_Work required_: Would you pull out every line of the material that contains the string "了解社会"?

_Records for this task_:
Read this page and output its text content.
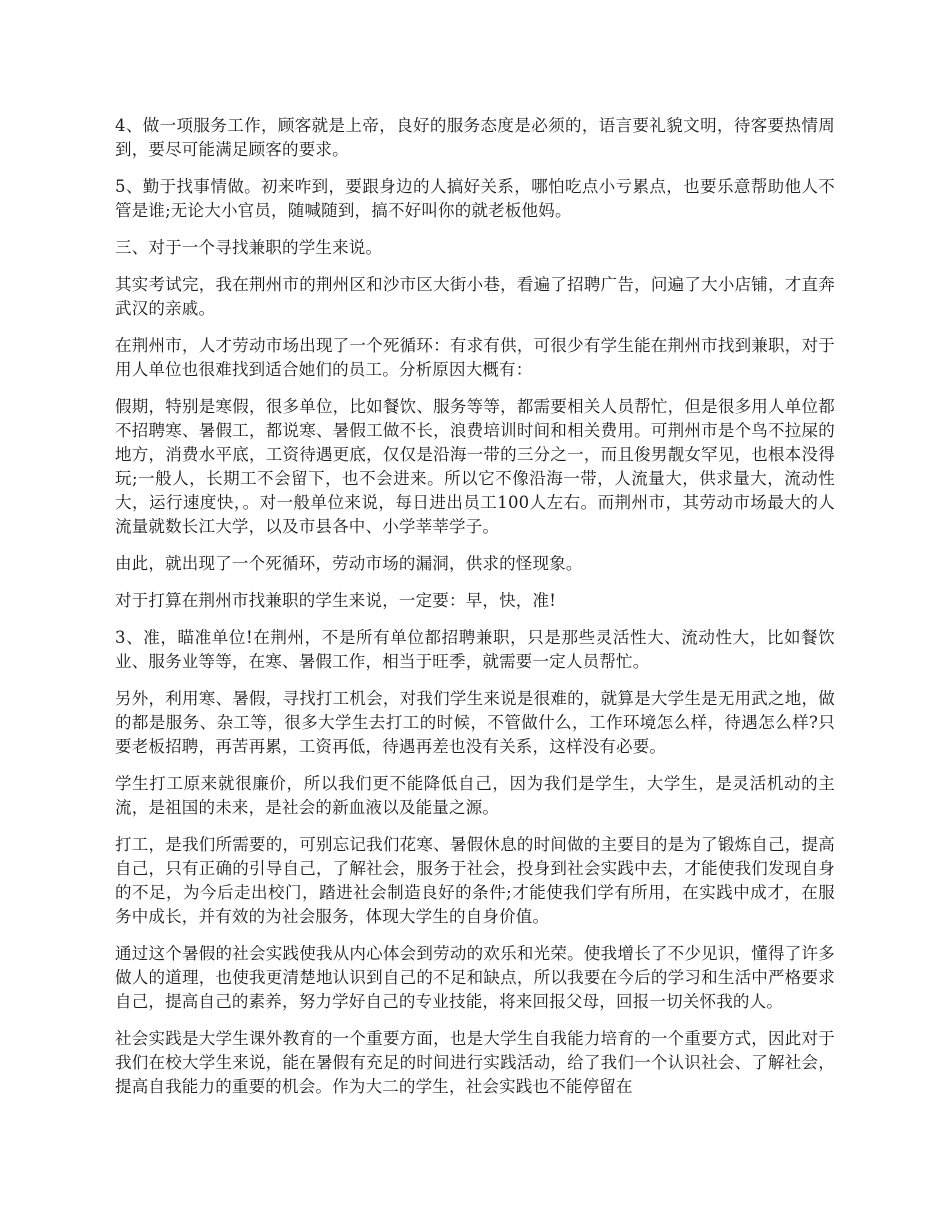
4、做一项服务工作，顾客就是上帝，良好的服务态度是必须的，语言要礼貌文明，待客要热情周到，要尽可能满足顾客的要求。

5、勤于找事情做。初来咋到，要跟身边的人搞好关系，哪怕吃点小亏累点，也要乐意帮助他人不管是谁;无论大小官员，随喊随到，搞不好叫你的就老板他妈。

三、对于一个寻找兼职的学生来说。

其实考试完，我在荆州市的荆州区和沙市区大街小巷，看遍了招聘广告，问遍了大小店铺，才直奔武汉的亲戚。

在荆州市，人才劳动市场出现了一个死循环：有求有供，可很少有学生能在荆州市找到兼职，对于用人单位也很难找到适合她们的员工。分析原因大概有：

假期，特别是寒假，很多单位，比如餐饮、服务等等，都需要相关人员帮忙，但是很多用人单位都不招聘寒、暑假工，都说寒、暑假工做不长，浪费培训时间和相关费用。可荆州市是个鸟不拉屎的地方，消费水平底，工资待遇更底，仅仅是沿海一带的三分之一，而且俊男靓女罕见，也根本没得玩;一般人，长期工不会留下，也不会进来。所以它不像沿海一带，人流量大，供求量大，流动性大，运行速度快，。对一般单位来说，每日进出员工100人左右。而荆州市，其劳动市场最大的人流量就数长江大学，以及市县各中、小学莘莘学子。

由此，就出现了一个死循环，劳动市场的漏洞，供求的怪现象。

对于打算在荆州市找兼职的学生来说，一定要：早，快，准!

3、准，瞄准单位!在荆州，不是所有单位都招聘兼职，只是那些灵活性大、流动性大，比如餐饮业、服务业等等，在寒、暑假工作，相当于旺季，就需要一定人员帮忙。

另外，利用寒、暑假，寻找打工机会，对我们学生来说是很难的，就算是大学生是无用武之地，做的都是服务、杂工等，很多大学生去打工的时候，不管做什么，工作环境怎么样，待遇怎么样?只要老板招聘，再苦再累，工资再低，待遇再差也没有关系，这样没有必要。

学生打工原来就很廉价，所以我们更不能降低自己，因为我们是学生，大学生，是灵活机动的主流，是祖国的未来，是社会的新血液以及能量之源。

打工，是我们所需要的，可别忘记我们花寒、暑假休息的时间做的主要目的是为了锻炼自己，提高自己，只有正确的引导自己，了解社会，服务于社会，投身到社会实践中去，才能使我们发现自身的不足，为今后走出校门，踏进社会制造良好的条件;才能使我们学有所用，在实践中成才，在服务中成长，并有效的为社会服务，体现大学生的自身价值。

通过这个暑假的社会实践使我从内心体会到劳动的欢乐和光荣。使我增长了不少见识，懂得了许多做人的道理，也使我更清楚地认识到自己的不足和缺点，所以我要在今后的学习和生活中严格要求自己，提高自己的素养，努力学好自己的专业技能，将来回报父母，回报一切关怀我的人。

社会实践是大学生课外教育的一个重要方面，也是大学生自我能力培育的一个重要方式，因此对于我们在校大学生来说，能在暑假有充足的时间进行实践活动，给了我们一个认识社会、了解社会，提高自我能力的重要的机会。作为大二的学生，社会实践也不能停留在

_Response to this task_:
打工，是我们所需要的，可别忘记我们花寒、暑假休息的时间做的主要目的是为了锻炼自己，提高自己，只有正确的引导自己，了解社会，服务于社会，投身到社会实践中去，才能使我们发现自身的不足，为今后走出校门，踏进社会制造良好的条件;才能使我们学有所用，在实践中成才，在服务中成长，并有效的为社会服务，体现大学生的自身价值。
社会实践是大学生课外教育的一个重要方面，也是大学生自我能力培育的一个重要方式，因此对于我们在校大学生来说，能在暑假有充足的时间进行实践活动，给了我们一个认识社会、了解社会，提高自我能力的重要的机会。作为大二的学生，社会实践也不能停留在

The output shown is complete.